## Written exercise
Search the listing below for the string "done" and show each line that contains it.

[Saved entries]
☆ ☆ ☆ ☆ ☆ ☆ ☆

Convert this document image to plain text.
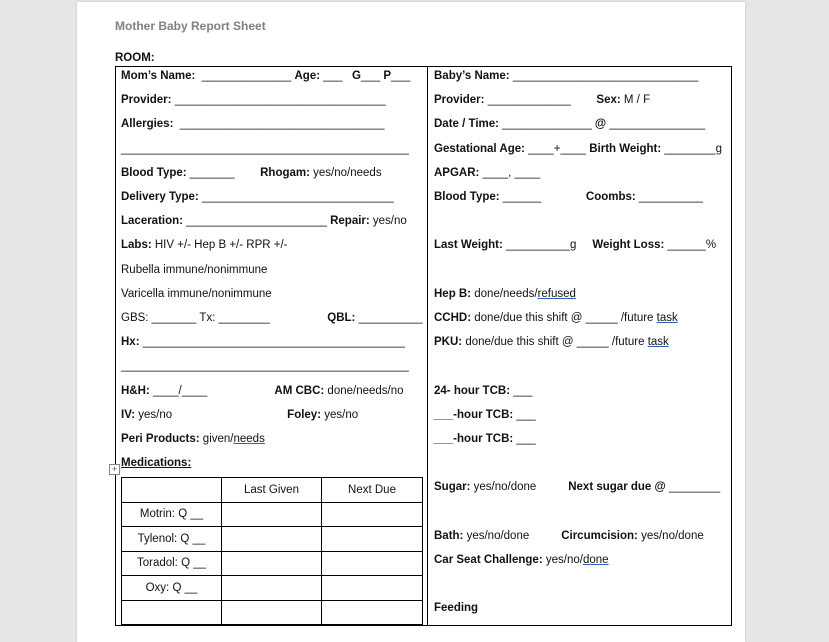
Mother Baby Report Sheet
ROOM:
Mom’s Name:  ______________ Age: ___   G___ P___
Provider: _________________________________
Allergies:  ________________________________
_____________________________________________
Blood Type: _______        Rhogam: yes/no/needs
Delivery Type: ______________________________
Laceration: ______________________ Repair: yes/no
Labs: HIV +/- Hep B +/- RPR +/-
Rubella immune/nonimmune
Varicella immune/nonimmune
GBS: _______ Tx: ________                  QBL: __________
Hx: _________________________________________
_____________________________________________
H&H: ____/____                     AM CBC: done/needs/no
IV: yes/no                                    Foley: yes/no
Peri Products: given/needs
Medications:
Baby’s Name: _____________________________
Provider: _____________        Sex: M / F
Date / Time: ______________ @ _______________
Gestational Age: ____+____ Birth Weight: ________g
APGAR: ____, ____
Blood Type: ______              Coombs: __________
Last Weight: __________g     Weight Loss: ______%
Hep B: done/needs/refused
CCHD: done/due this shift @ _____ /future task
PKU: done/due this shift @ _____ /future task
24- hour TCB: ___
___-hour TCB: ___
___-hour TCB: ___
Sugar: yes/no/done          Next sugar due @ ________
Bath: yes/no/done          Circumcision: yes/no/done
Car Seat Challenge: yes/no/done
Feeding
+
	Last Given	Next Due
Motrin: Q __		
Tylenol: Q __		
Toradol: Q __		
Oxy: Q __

☆ ☆ ☆ ☆ ☆ ☆ ☆

## Full output
H&H: ____/____                     AM CBC: done/needs/no
Hep B: done/needs/refused
CCHD: done/due this shift @ _____ /future task
PKU: done/due this shift @ _____ /future task
Sugar: yes/no/done          Next sugar due @ ________
Bath: yes/no/done          Circumcision: yes/no/done
Car Seat Challenge: yes/no/done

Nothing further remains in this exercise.